** WHAT TO DO **
Reproduce the items below, replacing each occurrence of "ОКН" with "объекта культурного наследия" and leaving all other text unaltered.
▬▬▬▬▬▬
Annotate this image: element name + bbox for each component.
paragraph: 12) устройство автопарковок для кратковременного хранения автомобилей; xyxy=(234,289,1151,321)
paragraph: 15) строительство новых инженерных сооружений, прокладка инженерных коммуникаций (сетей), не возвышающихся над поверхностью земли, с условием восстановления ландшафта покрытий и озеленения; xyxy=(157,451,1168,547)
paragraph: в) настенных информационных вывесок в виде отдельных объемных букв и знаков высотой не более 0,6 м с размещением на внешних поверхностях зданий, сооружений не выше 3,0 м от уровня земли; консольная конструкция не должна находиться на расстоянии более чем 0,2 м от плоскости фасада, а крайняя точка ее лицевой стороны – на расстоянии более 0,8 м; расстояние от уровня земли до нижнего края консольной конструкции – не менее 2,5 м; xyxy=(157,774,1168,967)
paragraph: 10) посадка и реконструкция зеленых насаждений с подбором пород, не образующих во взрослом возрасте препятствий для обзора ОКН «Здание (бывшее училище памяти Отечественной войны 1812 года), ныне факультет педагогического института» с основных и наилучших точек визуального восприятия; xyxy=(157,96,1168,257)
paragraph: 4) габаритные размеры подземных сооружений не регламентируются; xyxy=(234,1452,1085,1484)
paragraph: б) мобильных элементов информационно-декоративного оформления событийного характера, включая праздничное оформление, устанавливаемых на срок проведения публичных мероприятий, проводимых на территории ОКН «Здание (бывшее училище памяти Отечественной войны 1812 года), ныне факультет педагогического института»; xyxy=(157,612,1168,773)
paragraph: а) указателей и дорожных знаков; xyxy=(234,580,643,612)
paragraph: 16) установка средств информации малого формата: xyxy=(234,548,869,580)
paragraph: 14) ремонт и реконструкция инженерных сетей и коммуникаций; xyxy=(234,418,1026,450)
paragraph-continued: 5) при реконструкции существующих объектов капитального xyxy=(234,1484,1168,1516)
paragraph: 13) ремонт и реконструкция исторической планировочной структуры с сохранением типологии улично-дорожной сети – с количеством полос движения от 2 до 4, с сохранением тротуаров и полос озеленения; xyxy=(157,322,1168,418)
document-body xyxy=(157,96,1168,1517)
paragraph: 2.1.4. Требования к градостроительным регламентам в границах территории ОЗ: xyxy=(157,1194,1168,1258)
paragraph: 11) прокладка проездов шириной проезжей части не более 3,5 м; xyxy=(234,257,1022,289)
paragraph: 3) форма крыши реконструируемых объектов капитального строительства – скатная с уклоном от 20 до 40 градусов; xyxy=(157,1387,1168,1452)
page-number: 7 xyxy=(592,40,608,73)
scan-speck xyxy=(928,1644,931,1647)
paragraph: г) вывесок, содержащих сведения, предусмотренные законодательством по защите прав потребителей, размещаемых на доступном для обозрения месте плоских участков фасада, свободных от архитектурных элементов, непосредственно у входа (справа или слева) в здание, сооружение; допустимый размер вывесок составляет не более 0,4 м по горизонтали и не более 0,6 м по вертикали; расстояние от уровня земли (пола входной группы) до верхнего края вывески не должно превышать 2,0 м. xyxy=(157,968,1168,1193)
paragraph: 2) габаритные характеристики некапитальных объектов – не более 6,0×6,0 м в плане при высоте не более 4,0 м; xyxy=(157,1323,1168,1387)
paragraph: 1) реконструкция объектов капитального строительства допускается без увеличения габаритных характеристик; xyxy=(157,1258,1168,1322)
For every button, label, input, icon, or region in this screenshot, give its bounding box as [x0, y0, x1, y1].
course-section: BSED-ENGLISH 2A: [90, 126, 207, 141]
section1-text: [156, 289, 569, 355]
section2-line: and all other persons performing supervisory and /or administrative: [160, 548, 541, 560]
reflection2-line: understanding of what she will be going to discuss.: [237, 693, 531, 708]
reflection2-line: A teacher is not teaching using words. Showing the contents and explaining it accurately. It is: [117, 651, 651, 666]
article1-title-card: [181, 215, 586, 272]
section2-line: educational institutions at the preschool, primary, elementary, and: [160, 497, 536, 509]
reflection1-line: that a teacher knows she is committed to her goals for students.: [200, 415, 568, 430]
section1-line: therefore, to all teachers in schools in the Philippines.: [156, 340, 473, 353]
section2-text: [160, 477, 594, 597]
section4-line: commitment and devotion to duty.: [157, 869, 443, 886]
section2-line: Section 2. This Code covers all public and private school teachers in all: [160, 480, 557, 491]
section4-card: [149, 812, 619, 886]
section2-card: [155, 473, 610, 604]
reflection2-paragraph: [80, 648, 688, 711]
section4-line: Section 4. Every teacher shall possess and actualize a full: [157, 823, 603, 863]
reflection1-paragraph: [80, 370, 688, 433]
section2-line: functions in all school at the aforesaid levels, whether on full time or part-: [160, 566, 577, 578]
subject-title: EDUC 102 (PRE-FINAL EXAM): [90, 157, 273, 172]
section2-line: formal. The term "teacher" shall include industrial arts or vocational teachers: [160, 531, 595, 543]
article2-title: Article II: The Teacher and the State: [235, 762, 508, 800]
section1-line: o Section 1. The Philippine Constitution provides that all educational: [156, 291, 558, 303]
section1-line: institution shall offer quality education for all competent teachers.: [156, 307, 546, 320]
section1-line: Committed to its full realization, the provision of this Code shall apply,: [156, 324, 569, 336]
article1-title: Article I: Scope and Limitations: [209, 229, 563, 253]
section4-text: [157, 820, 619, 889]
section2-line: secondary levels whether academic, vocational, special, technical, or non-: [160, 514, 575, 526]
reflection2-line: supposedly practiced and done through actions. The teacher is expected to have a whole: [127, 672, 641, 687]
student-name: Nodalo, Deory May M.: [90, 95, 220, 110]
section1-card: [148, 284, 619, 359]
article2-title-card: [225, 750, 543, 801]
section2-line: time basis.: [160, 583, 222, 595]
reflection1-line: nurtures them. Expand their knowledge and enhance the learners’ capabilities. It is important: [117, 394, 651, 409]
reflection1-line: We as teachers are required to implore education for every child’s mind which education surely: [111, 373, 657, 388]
▬▬▬▬▬▬
** RESULT OF THIS TASK **
Annotate this image: element name + bbox for each component.
paragraph: 12) устройство автопарковок для кратковременного хранения автомобилей; xyxy=(234,289,1151,321)
paragraph: 15) строительство новых инженерных сооружений, прокладка инженерных коммуникаций (сетей), не возвышающихся над поверхностью земли, с условием восстановления ландшафта покрытий и озеленения; xyxy=(157,451,1168,547)
paragraph: в) настенных информационных вывесок в виде отдельных объемных букв и знаков высотой не более 0,6 м с размещением на внешних поверхностях зданий, сооружений не выше 3,0 м от уровня земли; консольная конструкция не должна находиться на расстоянии более чем 0,2 м от плоскости фасада, а крайняя точка ее лицевой стороны – на расстоянии более 0,8 м; расстояние от уровня земли до нижнего края консольной конструкции – не менее 2,5 м; xyxy=(157,774,1168,967)
paragraph: 10) посадка и реконструкция зеленых насаждений с подбором пород, не образующих во взрослом возрасте препятствий для обзора объекта культурного наследия «Здание (бывшее училище памяти Отечественной войны 1812 года), ныне факультет педагогического института» с основных и наилучших точек визуального восприятия; xyxy=(157,96,1168,257)
paragraph: 4) габаритные размеры подземных сооружений не регламентируются; xyxy=(234,1452,1085,1484)
paragraph: б) мобильных элементов информационно-декоративного оформления событийного характера, включая праздничное оформление, устанавливаемых на срок проведения публичных мероприятий, проводимых на территории объекта культурного наследия «Здание (бывшее училище памяти Отечественной войны 1812 года), ныне факультет педагогического института»; xyxy=(157,612,1168,773)
paragraph: а) указателей и дорожных знаков; xyxy=(234,580,643,612)
paragraph: 16) установка средств информации малого формата: xyxy=(234,548,869,580)
paragraph: 14) ремонт и реконструкция инженерных сетей и коммуникаций; xyxy=(234,418,1026,450)
paragraph-continued: 5) при реконструкции существующих объектов капитального xyxy=(234,1484,1168,1516)
paragraph: 13) ремонт и реконструкция исторической планировочной структуры с сохранением типологии улично-дорожной сети – с количеством полос движения от 2 до 4, с сохранением тротуаров и полос озеленения; xyxy=(157,322,1168,418)
document-body xyxy=(157,96,1168,1517)
paragraph: 2.1.4. Требования к градостроительным регламентам в границах территории ОЗ: xyxy=(157,1194,1168,1258)
paragraph: 11) прокладка проездов шириной проезжей части не более 3,5 м; xyxy=(234,257,1022,289)
paragraph: 3) форма крыши реконструируемых объектов капитального строительства – скатная с уклоном от 20 до 40 градусов; xyxy=(157,1387,1168,1452)
page-number: 7 xyxy=(592,40,608,73)
scan-speck xyxy=(928,1644,931,1647)
paragraph: г) вывесок, содержащих сведения, предусмотренные законодательством по защите прав потребителей, размещаемых на доступном для обозрения месте плоских участков фасада, свободных от архитектурных элементов, непосредственно у входа (справа или слева) в здание, сооружение; допустимый размер вывесок составляет не более 0,4 м по горизонтали и не более 0,6 м по вертикали; расстояние от уровня земли (пола входной группы) до верхнего края вывески не должно превышать 2,0 м. xyxy=(157,968,1168,1193)
paragraph: 2) габаритные характеристики некапитальных объектов – не более 6,0×6,0 м в плане при высоте не более 4,0 м; xyxy=(157,1323,1168,1387)
paragraph: 1) реконструкция объектов капитального строительства допускается без увеличения габаритных характеристик; xyxy=(157,1258,1168,1322)
For every button, label, input, icon, or region in this screenshot, give its bounding box as [x0, y0, x1, y1].
course-section: BSED-ENGLISH 2A: [90, 126, 207, 141]
section1-text: [156, 289, 569, 355]
section2-line: and all other persons performing supervisory and /or administrative: [160, 548, 541, 560]
reflection2-line: understanding of what she will be going to discuss.: [237, 693, 531, 708]
reflection2-line: A teacher is not teaching using words. Showing the contents and explaining it accurately. It is: [117, 651, 651, 666]
article1-title-card: [181, 215, 586, 272]
section2-line: educational institutions at the preschool, primary, elementary, and: [160, 497, 536, 509]
reflection1-line: that a teacher knows she is committed to her goals for students.: [200, 415, 568, 430]
section1-line: therefore, to all teachers in schools in the Philippines.: [156, 340, 473, 353]
section2-text: [160, 477, 594, 597]
section4-line: commitment and devotion to duty.: [157, 869, 443, 886]
section2-line: Section 2. This Code covers all public and private school teachers in all: [160, 480, 557, 491]
section4-card: [149, 812, 619, 886]
section2-card: [155, 473, 610, 604]
reflection2-paragraph: [80, 648, 688, 711]
section4-line: Section 4. Every teacher shall possess and actualize a full: [157, 823, 603, 863]
reflection1-paragraph: [80, 370, 688, 433]
section2-line: functions in all school at the aforesaid levels, whether on full time or part-: [160, 566, 577, 578]
subject-title: EDUC 102 (PRE-FINAL EXAM): [90, 157, 273, 172]
section2-line: formal. The term "teacher" shall include industrial arts or vocational teachers: [160, 531, 595, 543]
article2-title: Article II: The Teacher and the State: [235, 762, 508, 800]
section1-line: o Section 1. The Philippine Constitution provides that all educational: [156, 291, 558, 303]
section1-line: institution shall offer quality education for all competent teachers.: [156, 307, 546, 320]
section1-line: Committed to its full realization, the provision of this Code shall apply,: [156, 324, 569, 336]
article1-title: Article I: Scope and Limitations: [209, 229, 563, 253]
section4-text: [157, 820, 619, 889]
section2-line: secondary levels whether academic, vocational, special, technical, or non-: [160, 514, 575, 526]
reflection2-line: supposedly practiced and done through actions. The teacher is expected to have a whole: [127, 672, 641, 687]
student-name: Nodalo, Deory May M.: [90, 95, 220, 110]
section1-card: [148, 284, 619, 359]
article2-title-card: [225, 750, 543, 801]
section2-line: time basis.: [160, 583, 222, 595]
reflection1-line: nurtures them. Expand their knowledge and enhance the learners’ capabilities. It is important: [117, 394, 651, 409]
reflection1-line: We as teachers are required to implore education for every child’s mind which education surely: [111, 373, 657, 388]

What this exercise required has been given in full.